Transcribe the material exactly. Images do not belong in the copy.

EXTRACTED RECORDS
*-*-*

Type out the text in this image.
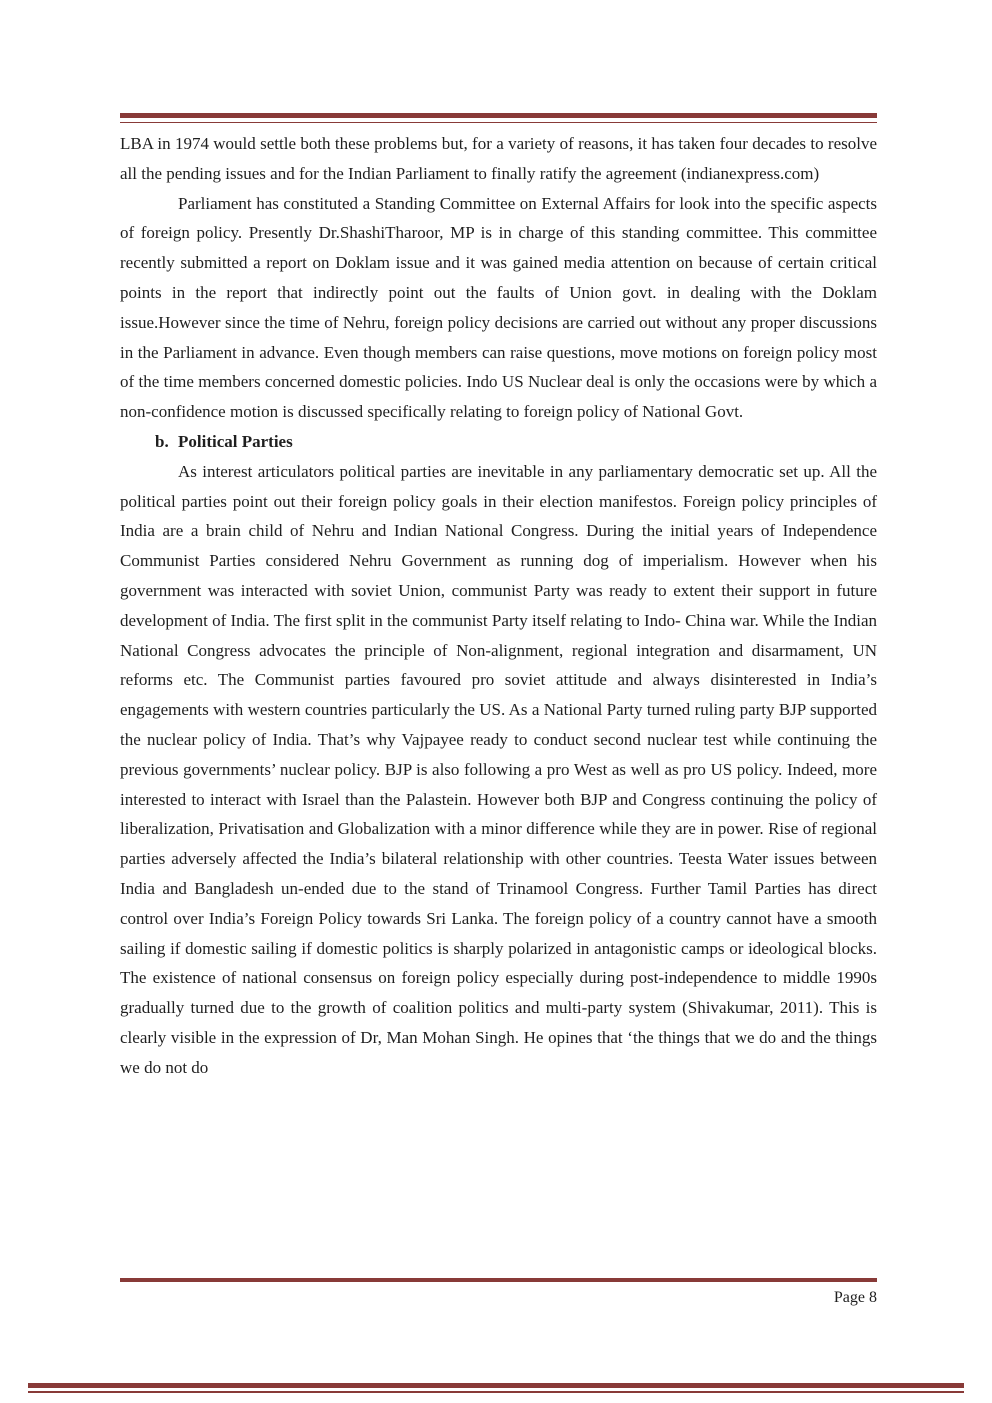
LBA in 1974 would settle both these problems but, for a variety of reasons, it has taken four decades to resolve all the pending issues and for the Indian Parliament to finally ratify the agreement (indianexpress.com)

Parliament has constituted a Standing Committee on External Affairs for look into the specific aspects of foreign policy. Presently Dr.ShashiTharoor, MP is in charge of this standing committee. This committee recently submitted a report on Doklam issue and it was gained media attention on because of certain critical points in the report that indirectly point out the faults of Union govt. in dealing with the Doklam issue.However since the time of Nehru, foreign policy decisions are carried out without any proper discussions in the Parliament in advance. Even though members can raise questions, move motions on foreign policy most of the time members concerned domestic policies. Indo US Nuclear deal is only the occasions were by which a non-confidence motion is discussed specifically relating to foreign policy of National Govt.

b. Political Parties

As interest articulators political parties are inevitable in any parliamentary democratic set up. All the political parties point out their foreign policy goals in their election manifestos. Foreign policy principles of India are a brain child of Nehru and Indian National Congress. During the initial years of Independence Communist Parties considered Nehru Government as running dog of imperialism. However when his government was interacted with soviet Union, communist Party was ready to extent their support in future development of India. The first split in the communist Party itself relating to Indo- China war. While the Indian National Congress advocates the principle of Non-alignment, regional integration and disarmament, UN reforms etc. The Communist parties favoured pro soviet attitude and always disinterested in India’s engagements with western countries particularly the US. As a National Party turned ruling party BJP supported the nuclear policy of India. That’s why Vajpayee ready to conduct second nuclear test while continuing the previous governments’ nuclear policy. BJP is also following a pro West as well as pro US policy. Indeed, more interested to interact with Israel than the Palastein. However both BJP and Congress continuing the policy of liberalization, Privatisation and Globalization with a minor difference while they are in power. Rise of regional parties adversely affected the India’s bilateral relationship with other countries. Teesta Water issues between India and Bangladesh un-ended due to the stand of Trinamool Congress. Further Tamil Parties has direct control over India’s Foreign Policy towards Sri Lanka. The foreign policy of a country cannot have a smooth sailing if domestic sailing if domestic politics is sharply polarized in antagonistic camps or ideological blocks. The existence of national consensus on foreign policy especially during post-independence to middle 1990s gradually turned due to the growth of coalition politics and multi-party system (Shivakumar, 2011). This is clearly visible in the expression of Dr, Man Mohan Singh. He opines that ‘the things that we do and the things we do not do

Page 8
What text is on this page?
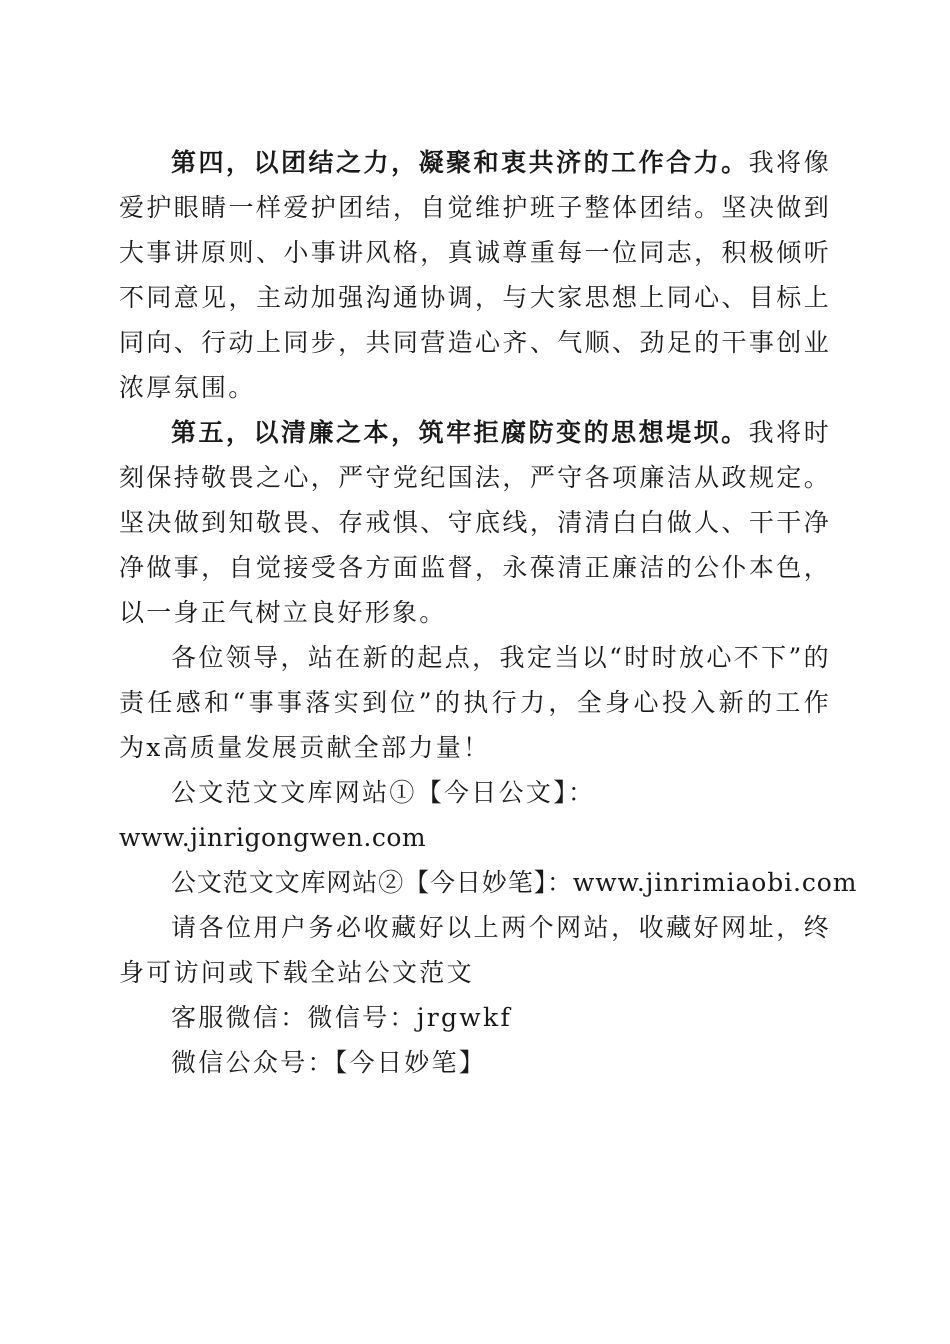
第四，以团结之力，凝聚和衷共济的工作合力。我将像爱护眼睛一样爱护团结，自觉维护班子整体团结。坚决做到大事讲原则、小事讲风格，真诚尊重每一位同志，积极倾听不同意见，主动加强沟通协调，与大家思想上同心、目标上同向、行动上同步，共同营造心齐、气顺、劲足的干事创业浓厚氛围。

第五，以清廉之本，筑牢拒腐防变的思想堤坝。我将时刻保持敬畏之心，严守党纪国法，严守各项廉洁从政规定。坚决做到知敬畏、存戒惧、守底线，清清白白做人、干干净净做事，自觉接受各方面监督，永葆清正廉洁的公仆本色，以一身正气树立良好形象。

各位领导，站在新的起点，我定当以“时时放心不下”的责任感和“事事落实到位”的执行力，全身心投入新的工作为x高质量发展贡献全部力量！

公文范文文库网站①【今日公文】：
www.jinrigongwen.com

公文范文文库网站②【今日妙笔】：www.jinrimiaobi.com

请各位用户务必收藏好以上两个网站，收藏好网址，终身可访问或下载全站公文范文

客服微信：微信号：jrgwkf

微信公众号：【今日妙笔】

*-*-*

SOLUTION
Type out the text in this image.
LBA in 1974 would settle both these problems but, for a variety of reasons, it has taken four decades to resolve all the pending issues and for the Indian Parliament to finally ratify the agreement (indianexpress.com)

Parliament has constituted a Standing Committee on External Affairs for look into the specific aspects of foreign policy. Presently Dr.ShashiTharoor, MP is in charge of this standing committee. This committee recently submitted a report on Doklam issue and it was gained media attention on because of certain critical points in the report that indirectly point out the faults of Union govt. in dealing with the Doklam issue.However since the time of Nehru, foreign policy decisions are carried out without any proper discussions in the Parliament in advance. Even though members can raise questions, move motions on foreign policy most of the time members concerned domestic policies. Indo US Nuclear deal is only the occasions were by which a non-confidence motion is discussed specifically relating to foreign policy of National Govt.

b. Political Parties

As interest articulators political parties are inevitable in any parliamentary democratic set up. All the political parties point out their foreign policy goals in their election manifestos. Foreign policy principles of India are a brain child of Nehru and Indian National Congress. During the initial years of Independence Communist Parties considered Nehru Government as running dog of imperialism. However when his government was interacted with soviet Union, communist Party was ready to extent their support in future development of India. The first split in the communist Party itself relating to Indo- China war. While the Indian National Congress advocates the principle of Non-alignment, regional integration and disarmament, UN reforms etc. The Communist parties favoured pro soviet attitude and always disinterested in India’s engagements with western countries particularly the US. As a National Party turned ruling party BJP supported the nuclear policy of India. That’s why Vajpayee ready to conduct second nuclear test while continuing the previous governments’ nuclear policy. BJP is also following a pro West as well as pro US policy. Indeed, more interested to interact with Israel than the Palastein. However both BJP and Congress continuing the policy of liberalization, Privatisation and Globalization with a minor difference while they are in power. Rise of regional parties adversely affected the India’s bilateral relationship with other countries. Teesta Water issues between India and Bangladesh un-ended due to the stand of Trinamool Congress. Further Tamil Parties has direct control over India’s Foreign Policy towards Sri Lanka. The foreign policy of a country cannot have a smooth sailing if domestic sailing if domestic politics is sharply polarized in antagonistic camps or ideological blocks. The existence of national consensus on foreign policy especially during post-independence to middle 1990s gradually turned due to the growth of coalition politics and multi-party system (Shivakumar, 2011). This is clearly visible in the expression of Dr, Man Mohan Singh. He opines that ‘the things that we do and the things we do not do

Page 8
What text is on this page?
第四，以团结之力，凝聚和衷共济的工作合力。我将像爱护眼睛一样爱护团结，自觉维护班子整体团结。坚决做到大事讲原则、小事讲风格，真诚尊重每一位同志，积极倾听不同意见，主动加强沟通协调，与大家思想上同心、目标上同向、行动上同步，共同营造心齐、气顺、劲足的干事创业浓厚氛围。

第五，以清廉之本，筑牢拒腐防变的思想堤坝。我将时刻保持敬畏之心，严守党纪国法，严守各项廉洁从政规定。坚决做到知敬畏、存戒惧、守底线，清清白白做人、干干净净做事，自觉接受各方面监督，永葆清正廉洁的公仆本色，以一身正气树立良好形象。

各位领导，站在新的起点，我定当以“时时放心不下”的责任感和“事事落实到位”的执行力，全身心投入新的工作为x高质量发展贡献全部力量！

公文范文文库网站①【今日公文】：
www.jinrigongwen.com

公文范文文库网站②【今日妙笔】：www.jinrimiaobi.com

请各位用户务必收藏好以上两个网站，收藏好网址，终身可访问或下载全站公文范文

客服微信：微信号：jrgwkf

微信公众号：【今日妙笔】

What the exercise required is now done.